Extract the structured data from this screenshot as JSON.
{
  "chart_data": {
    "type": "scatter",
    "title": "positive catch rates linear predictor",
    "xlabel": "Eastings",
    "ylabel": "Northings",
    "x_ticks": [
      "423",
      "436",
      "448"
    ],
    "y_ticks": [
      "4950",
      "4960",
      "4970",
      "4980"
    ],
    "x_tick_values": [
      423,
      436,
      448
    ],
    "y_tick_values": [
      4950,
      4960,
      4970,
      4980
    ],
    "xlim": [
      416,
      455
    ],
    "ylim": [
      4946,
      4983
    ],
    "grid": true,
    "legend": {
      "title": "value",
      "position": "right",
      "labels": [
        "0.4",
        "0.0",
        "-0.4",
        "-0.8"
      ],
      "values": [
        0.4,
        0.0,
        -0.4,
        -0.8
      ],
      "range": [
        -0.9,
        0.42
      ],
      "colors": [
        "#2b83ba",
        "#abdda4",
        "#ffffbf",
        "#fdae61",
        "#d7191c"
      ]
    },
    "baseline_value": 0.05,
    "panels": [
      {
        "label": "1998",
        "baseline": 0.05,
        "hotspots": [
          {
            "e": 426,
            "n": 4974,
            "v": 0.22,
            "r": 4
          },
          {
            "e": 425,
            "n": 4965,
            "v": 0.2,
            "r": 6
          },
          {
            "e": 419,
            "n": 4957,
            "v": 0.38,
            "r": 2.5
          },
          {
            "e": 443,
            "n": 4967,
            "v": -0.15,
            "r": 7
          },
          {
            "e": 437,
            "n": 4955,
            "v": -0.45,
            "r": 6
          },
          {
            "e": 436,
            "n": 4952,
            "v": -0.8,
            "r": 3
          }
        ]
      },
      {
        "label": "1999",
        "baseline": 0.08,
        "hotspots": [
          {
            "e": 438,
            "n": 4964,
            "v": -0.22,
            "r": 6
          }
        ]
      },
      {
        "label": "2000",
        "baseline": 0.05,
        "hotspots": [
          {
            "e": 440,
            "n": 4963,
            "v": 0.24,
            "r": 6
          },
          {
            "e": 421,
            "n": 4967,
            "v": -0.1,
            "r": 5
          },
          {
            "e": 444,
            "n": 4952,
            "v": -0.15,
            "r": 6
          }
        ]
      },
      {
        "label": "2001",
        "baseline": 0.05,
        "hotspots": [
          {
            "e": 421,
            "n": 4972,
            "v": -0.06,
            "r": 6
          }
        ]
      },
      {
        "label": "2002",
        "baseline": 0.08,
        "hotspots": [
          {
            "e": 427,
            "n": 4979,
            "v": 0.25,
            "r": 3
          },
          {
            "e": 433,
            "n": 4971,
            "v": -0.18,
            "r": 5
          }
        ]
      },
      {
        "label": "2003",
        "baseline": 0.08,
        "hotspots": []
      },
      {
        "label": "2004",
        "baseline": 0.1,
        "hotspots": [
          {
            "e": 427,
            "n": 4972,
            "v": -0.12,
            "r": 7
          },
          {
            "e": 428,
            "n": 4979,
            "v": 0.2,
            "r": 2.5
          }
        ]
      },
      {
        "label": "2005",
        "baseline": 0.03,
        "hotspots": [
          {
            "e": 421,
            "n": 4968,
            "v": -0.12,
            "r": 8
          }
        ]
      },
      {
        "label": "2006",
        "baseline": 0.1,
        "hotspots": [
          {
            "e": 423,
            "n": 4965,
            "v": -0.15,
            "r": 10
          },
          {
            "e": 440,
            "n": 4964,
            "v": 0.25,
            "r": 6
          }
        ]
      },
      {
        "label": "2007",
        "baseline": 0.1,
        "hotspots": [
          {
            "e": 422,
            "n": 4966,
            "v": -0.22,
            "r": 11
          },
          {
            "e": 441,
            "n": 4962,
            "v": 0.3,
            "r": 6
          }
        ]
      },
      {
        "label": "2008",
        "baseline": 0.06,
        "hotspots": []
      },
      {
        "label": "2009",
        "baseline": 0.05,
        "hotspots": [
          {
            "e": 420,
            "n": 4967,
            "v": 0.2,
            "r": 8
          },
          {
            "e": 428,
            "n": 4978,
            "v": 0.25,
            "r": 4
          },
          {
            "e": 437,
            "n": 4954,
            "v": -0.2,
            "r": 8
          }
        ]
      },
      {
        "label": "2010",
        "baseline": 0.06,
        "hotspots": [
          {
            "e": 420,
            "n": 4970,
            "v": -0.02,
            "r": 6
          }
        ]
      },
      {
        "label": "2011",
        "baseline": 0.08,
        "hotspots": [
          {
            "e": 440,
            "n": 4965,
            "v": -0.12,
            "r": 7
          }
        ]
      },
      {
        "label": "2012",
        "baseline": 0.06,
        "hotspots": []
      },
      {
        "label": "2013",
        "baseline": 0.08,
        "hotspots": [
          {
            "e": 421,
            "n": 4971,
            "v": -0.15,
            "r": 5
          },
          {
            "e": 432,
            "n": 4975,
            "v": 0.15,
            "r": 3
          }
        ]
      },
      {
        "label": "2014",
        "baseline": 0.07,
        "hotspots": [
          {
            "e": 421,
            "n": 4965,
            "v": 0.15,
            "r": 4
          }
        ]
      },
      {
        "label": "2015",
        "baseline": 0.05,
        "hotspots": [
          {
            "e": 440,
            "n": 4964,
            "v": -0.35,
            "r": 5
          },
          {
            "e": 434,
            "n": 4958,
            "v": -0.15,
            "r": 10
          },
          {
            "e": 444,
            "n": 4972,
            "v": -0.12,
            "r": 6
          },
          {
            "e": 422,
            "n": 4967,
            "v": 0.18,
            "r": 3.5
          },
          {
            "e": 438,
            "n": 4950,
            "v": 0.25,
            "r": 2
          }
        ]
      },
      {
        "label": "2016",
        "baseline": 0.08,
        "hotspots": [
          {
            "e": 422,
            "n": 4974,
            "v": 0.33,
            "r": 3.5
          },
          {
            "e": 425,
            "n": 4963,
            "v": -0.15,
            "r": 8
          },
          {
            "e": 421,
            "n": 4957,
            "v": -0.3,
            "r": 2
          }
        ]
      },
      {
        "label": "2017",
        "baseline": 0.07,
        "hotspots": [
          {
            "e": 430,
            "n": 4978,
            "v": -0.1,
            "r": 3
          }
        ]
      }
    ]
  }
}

★ ★ ★ ★ ★

*Exercise task*: Look through the lines above and collect those with the word "title".

*Result of this task*:
    "title": "positive catch rates linear predictor",
      "title": "value",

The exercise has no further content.